## Directions for this task:
Pull out every line with the word "Tweets" from the entries below.
######
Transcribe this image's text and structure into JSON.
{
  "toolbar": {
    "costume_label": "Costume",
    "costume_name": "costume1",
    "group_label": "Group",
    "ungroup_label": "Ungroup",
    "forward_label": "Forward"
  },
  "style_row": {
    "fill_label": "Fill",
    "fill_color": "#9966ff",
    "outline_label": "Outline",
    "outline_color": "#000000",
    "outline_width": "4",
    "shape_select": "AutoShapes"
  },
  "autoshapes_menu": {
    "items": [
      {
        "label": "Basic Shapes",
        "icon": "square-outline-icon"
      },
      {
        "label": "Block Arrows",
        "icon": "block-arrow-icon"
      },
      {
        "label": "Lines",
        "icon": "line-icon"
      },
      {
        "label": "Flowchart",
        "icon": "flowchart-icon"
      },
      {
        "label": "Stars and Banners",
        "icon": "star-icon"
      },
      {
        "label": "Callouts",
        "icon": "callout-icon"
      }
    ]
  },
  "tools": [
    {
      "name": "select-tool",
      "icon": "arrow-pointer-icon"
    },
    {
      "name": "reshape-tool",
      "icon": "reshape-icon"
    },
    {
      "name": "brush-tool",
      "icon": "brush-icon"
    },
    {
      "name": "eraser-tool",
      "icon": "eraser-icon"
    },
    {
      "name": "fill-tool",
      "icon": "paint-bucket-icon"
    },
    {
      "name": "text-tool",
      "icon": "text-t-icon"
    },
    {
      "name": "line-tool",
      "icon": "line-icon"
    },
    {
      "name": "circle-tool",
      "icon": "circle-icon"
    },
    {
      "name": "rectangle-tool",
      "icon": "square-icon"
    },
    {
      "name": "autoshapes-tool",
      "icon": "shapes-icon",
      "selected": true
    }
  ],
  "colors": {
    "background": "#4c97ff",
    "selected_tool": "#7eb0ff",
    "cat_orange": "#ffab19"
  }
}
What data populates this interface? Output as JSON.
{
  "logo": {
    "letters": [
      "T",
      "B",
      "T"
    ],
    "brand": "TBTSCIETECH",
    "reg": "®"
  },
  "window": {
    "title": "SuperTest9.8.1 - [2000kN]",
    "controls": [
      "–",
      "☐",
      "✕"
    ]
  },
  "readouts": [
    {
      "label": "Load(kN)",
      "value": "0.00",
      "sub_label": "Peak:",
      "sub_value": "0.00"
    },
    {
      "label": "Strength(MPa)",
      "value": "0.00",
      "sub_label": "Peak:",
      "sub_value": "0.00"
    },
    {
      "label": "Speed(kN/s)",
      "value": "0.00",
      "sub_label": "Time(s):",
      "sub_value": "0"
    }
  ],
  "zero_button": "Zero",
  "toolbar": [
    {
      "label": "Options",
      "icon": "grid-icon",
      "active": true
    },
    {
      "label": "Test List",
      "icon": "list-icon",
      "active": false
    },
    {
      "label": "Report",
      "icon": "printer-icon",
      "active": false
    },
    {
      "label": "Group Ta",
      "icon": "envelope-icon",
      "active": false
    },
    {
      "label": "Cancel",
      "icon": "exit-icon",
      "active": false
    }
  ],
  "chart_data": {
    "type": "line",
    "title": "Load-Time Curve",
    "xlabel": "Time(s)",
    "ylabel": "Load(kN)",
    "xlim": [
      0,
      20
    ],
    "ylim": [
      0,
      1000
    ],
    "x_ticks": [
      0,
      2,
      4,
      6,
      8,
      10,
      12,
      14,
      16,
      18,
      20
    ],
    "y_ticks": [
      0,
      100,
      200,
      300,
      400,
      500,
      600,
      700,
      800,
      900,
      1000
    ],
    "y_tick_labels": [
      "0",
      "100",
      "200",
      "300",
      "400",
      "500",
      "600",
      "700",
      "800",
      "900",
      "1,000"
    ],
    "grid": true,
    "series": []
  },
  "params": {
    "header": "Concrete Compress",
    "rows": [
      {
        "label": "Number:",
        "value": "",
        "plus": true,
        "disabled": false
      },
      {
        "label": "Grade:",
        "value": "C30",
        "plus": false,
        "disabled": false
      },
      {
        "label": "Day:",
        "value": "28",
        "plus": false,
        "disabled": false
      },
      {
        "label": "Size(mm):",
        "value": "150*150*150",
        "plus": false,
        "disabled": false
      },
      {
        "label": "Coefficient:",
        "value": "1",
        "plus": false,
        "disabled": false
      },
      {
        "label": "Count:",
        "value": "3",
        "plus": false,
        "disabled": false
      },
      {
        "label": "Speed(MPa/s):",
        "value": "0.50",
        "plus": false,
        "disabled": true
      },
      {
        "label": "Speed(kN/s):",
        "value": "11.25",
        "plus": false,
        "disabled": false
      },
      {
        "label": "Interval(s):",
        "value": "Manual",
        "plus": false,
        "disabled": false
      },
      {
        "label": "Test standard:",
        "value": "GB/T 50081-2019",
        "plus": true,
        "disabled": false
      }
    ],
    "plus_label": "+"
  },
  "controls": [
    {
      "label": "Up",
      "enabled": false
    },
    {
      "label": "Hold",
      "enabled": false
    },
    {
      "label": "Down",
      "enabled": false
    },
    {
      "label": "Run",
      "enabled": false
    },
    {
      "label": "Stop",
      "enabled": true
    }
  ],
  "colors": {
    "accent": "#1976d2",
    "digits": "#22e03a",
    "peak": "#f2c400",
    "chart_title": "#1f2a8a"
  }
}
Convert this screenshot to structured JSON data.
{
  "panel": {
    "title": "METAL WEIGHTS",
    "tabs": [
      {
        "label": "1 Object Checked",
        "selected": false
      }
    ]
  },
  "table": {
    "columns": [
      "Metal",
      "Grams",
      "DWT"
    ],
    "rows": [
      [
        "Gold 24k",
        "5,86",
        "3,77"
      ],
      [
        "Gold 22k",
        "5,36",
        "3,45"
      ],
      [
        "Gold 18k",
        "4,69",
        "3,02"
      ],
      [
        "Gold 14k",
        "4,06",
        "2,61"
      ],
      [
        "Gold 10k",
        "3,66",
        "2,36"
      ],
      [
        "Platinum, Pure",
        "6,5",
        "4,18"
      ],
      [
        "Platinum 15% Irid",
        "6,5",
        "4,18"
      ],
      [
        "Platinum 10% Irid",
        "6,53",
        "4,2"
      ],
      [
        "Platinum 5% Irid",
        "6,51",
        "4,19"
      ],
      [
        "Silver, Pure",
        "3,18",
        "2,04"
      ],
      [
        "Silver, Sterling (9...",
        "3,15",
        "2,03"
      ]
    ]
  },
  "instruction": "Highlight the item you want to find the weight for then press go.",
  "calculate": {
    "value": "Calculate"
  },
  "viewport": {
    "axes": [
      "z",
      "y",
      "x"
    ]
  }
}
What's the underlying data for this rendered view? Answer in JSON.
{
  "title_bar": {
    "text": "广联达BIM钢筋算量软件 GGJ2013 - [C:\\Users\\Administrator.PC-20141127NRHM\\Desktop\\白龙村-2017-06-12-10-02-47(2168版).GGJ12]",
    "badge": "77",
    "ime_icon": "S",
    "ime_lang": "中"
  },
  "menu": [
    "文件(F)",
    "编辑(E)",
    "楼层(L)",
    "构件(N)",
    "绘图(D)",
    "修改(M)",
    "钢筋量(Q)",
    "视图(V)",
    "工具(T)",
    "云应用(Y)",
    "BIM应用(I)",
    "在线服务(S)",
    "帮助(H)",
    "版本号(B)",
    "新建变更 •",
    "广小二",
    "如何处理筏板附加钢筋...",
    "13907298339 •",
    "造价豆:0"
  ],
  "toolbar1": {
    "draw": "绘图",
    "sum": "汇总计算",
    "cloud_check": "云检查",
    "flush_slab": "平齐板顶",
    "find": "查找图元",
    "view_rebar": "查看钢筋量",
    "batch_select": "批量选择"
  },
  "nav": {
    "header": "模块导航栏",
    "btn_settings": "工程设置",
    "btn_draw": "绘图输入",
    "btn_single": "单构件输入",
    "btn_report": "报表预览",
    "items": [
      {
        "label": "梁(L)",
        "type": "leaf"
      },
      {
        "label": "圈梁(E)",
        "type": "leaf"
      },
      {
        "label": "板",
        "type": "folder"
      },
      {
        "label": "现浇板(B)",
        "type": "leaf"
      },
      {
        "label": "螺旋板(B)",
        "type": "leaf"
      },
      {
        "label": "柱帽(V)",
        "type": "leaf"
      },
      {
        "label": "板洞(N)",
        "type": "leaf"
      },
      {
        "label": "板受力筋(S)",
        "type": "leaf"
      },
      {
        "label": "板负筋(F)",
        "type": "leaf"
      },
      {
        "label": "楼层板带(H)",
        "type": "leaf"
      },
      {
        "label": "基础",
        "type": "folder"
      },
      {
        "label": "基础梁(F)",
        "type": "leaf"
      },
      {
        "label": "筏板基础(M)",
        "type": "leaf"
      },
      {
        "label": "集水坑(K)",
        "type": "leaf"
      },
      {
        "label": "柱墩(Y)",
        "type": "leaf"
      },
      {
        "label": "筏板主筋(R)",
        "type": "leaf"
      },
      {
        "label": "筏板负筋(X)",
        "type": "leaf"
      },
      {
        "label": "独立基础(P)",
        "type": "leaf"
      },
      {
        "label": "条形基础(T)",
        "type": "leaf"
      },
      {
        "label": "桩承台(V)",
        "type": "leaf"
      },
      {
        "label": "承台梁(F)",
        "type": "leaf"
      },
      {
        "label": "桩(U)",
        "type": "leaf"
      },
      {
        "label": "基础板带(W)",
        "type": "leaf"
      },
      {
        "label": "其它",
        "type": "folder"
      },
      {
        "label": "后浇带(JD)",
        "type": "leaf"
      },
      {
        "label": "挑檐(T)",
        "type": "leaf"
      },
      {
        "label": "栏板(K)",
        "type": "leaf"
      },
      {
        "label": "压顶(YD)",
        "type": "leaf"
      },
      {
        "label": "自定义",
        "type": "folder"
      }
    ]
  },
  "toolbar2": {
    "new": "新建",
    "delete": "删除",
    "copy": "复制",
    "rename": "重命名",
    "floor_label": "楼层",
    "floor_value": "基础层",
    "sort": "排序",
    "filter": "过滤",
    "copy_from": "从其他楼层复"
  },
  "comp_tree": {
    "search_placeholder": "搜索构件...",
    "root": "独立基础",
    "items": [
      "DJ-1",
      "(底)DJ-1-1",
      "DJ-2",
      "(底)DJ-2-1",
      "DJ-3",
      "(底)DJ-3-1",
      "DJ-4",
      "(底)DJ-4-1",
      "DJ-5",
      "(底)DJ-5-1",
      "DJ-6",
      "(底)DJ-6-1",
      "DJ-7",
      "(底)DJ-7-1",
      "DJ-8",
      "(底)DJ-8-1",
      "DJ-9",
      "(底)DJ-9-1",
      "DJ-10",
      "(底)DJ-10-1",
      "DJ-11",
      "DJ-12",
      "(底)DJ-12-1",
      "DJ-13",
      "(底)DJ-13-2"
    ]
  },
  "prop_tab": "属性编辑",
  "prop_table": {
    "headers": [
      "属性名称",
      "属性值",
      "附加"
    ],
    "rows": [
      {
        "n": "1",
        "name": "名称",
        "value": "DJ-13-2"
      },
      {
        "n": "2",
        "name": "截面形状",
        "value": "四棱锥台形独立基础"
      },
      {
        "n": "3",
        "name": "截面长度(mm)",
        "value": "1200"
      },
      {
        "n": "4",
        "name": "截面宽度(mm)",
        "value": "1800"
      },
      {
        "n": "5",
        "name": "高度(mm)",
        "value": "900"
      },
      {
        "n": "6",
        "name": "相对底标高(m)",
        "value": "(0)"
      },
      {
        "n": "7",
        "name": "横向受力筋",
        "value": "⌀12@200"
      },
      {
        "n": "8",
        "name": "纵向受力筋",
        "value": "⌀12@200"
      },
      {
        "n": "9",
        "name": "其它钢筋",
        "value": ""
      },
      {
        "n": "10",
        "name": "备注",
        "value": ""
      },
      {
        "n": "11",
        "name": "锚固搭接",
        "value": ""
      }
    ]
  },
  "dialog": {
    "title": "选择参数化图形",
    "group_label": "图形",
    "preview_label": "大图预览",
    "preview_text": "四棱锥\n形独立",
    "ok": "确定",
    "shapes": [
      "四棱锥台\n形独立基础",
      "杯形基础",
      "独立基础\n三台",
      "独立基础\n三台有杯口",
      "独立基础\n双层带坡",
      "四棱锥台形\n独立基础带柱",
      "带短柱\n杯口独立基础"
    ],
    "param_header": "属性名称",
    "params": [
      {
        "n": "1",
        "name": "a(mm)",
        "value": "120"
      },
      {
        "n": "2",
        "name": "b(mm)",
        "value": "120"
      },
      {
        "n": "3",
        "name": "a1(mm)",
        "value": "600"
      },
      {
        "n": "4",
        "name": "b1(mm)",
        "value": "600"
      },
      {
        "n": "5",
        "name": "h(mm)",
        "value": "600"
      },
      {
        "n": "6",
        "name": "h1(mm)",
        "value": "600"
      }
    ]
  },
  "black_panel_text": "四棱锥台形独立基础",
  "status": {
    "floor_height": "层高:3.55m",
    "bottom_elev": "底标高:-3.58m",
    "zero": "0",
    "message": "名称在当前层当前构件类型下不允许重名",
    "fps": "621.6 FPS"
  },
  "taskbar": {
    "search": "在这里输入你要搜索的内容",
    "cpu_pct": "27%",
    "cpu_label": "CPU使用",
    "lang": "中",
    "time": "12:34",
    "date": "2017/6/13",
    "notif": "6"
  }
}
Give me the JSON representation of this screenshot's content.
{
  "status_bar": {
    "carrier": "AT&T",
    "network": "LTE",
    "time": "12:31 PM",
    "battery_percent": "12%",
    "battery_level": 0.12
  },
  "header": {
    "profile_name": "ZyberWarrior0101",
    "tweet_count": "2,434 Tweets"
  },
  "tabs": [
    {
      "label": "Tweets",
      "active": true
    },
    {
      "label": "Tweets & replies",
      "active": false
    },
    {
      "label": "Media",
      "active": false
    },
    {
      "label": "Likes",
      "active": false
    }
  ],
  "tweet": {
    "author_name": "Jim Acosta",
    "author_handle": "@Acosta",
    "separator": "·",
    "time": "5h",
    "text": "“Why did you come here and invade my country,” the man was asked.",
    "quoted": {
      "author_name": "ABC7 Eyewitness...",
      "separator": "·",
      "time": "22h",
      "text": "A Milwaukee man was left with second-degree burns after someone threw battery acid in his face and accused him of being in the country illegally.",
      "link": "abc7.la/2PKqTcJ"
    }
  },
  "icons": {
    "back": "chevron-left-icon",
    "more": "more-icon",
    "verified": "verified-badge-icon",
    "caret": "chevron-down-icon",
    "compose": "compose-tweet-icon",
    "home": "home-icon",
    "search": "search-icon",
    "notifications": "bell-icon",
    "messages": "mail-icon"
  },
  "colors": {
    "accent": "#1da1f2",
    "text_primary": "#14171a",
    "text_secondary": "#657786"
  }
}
######
## Written reply:
    "tweet_count": "2,434 Tweets"
      "label": "Tweets",
      "label": "Tweets & replies",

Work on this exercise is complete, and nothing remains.